■ Dataset extract ■

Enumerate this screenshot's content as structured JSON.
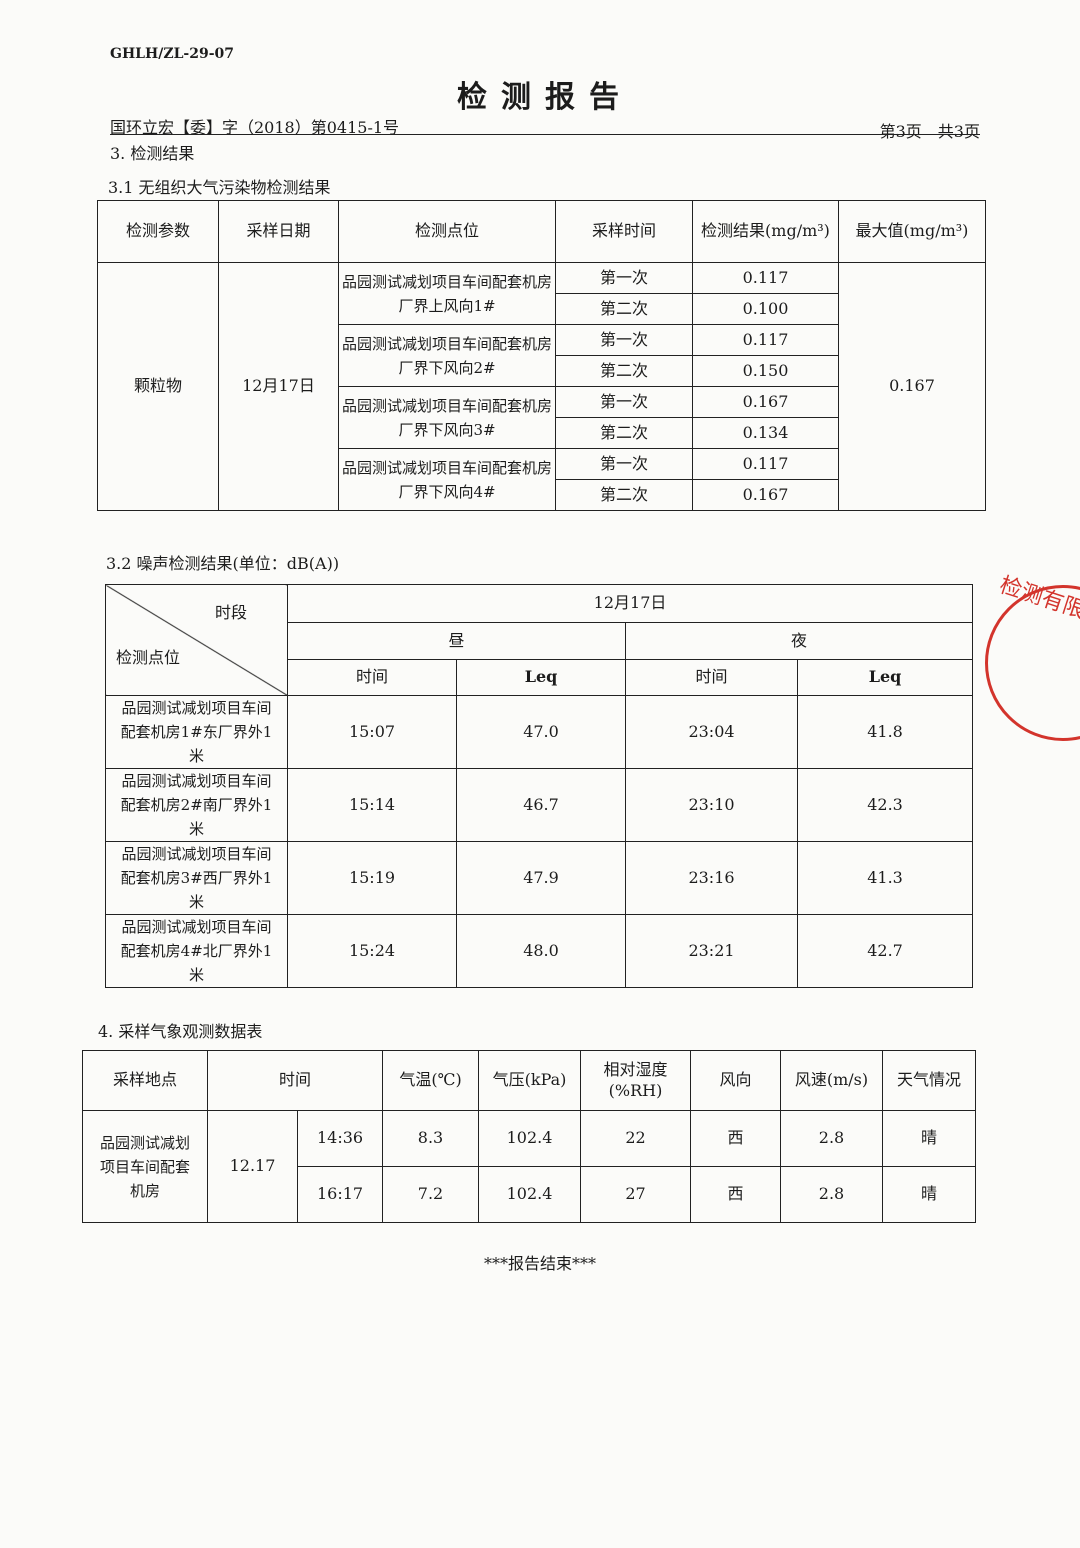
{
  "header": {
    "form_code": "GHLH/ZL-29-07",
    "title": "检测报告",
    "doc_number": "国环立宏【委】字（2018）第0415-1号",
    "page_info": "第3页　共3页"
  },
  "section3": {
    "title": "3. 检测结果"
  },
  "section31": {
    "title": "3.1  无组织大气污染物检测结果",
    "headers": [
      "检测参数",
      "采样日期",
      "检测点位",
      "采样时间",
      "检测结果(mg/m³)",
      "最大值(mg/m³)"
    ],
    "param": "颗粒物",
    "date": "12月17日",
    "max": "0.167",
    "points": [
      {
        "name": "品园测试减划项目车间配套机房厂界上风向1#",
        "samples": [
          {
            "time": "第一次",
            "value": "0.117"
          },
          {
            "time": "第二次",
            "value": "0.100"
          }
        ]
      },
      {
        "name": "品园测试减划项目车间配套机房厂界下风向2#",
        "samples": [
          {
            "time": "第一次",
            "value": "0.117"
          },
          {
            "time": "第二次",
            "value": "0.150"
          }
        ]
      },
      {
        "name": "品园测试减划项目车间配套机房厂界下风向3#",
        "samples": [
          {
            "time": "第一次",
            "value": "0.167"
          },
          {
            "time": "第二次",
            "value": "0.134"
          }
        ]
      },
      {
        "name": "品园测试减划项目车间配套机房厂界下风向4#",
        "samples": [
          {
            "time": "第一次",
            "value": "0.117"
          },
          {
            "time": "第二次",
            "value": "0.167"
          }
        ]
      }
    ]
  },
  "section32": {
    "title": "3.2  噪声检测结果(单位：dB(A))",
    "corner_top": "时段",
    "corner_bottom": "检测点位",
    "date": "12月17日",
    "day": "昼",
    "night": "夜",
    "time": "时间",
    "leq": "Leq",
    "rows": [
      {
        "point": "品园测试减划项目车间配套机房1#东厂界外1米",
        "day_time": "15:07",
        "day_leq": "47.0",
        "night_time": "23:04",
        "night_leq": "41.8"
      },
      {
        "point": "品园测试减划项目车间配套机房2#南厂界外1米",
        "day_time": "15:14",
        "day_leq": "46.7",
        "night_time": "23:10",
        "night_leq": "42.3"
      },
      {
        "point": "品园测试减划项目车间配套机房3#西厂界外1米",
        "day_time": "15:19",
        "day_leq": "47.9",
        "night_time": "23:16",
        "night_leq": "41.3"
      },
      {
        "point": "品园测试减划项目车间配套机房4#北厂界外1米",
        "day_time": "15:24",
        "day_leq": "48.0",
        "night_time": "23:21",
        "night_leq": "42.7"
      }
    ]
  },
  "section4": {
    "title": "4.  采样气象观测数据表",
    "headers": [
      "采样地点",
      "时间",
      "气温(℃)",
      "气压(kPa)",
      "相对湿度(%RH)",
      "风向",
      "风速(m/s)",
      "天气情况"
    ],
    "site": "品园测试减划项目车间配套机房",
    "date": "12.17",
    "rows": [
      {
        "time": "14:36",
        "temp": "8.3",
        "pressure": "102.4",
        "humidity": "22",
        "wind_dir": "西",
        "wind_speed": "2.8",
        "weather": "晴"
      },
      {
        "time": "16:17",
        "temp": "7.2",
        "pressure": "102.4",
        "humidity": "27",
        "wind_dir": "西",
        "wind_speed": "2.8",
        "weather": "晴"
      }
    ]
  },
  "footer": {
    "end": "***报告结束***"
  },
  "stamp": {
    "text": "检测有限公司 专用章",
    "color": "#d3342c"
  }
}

* * *

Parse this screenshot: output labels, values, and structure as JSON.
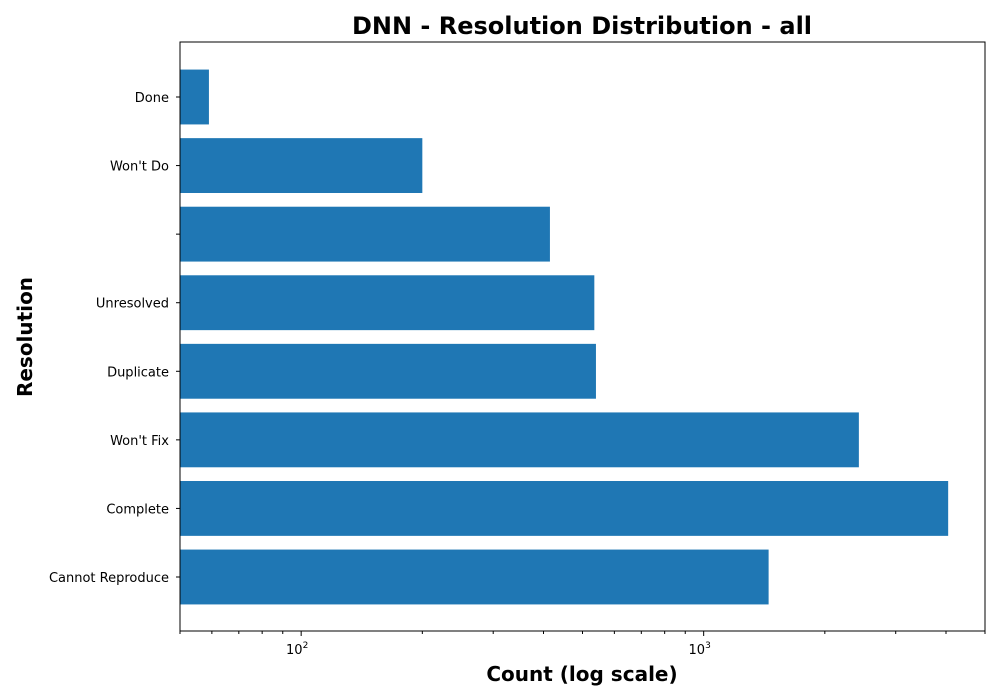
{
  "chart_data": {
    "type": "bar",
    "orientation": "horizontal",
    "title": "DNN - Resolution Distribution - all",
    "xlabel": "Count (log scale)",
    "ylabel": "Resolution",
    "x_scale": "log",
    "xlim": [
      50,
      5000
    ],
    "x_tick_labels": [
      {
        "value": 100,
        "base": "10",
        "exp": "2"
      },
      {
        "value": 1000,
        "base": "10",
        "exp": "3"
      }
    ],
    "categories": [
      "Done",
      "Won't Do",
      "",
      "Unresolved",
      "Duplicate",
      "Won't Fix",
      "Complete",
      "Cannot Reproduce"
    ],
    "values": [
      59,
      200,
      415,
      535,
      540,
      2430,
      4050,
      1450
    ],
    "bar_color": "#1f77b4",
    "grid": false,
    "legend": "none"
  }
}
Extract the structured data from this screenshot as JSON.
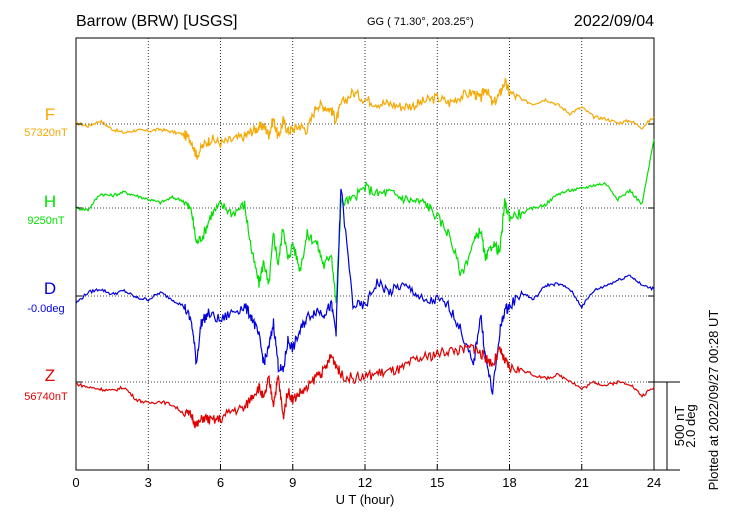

■ What the exercise asks ■
Lines from the one with "Parse this screenshot: output" through the one with "Extract the structured" are the only ones to quote. Quote them exactly and leave out pictures.

■ Right answer ■
Parse this screenshot: output labels, values, and structure as JSON.
{
  "chart_data": {
    "type": "bar",
    "orientation": "horizontal",
    "title": "DNN - Resolution Distribution - all",
    "xlabel": "Count (log scale)",
    "ylabel": "Resolution",
    "x_scale": "log",
    "xlim": [
      50,
      5000
    ],
    "x_tick_labels": [
      {
        "value": 100,
        "base": "10",
        "exp": "2"
      },
      {
        "value": 1000,
        "base": "10",
        "exp": "3"
      }
    ],
    "categories": [
      "Done",
      "Won't Do",
      "",
      "Unresolved",
      "Duplicate",
      "Won't Fix",
      "Complete",
      "Cannot Reproduce"
    ],
    "values": [
      59,
      200,
      415,
      535,
      540,
      2430,
      4050,
      1450
    ],
    "bar_color": "#1f77b4",
    "grid": false,
    "legend": "none"
  }
}
Extract the structured data from this screenshot as JSON.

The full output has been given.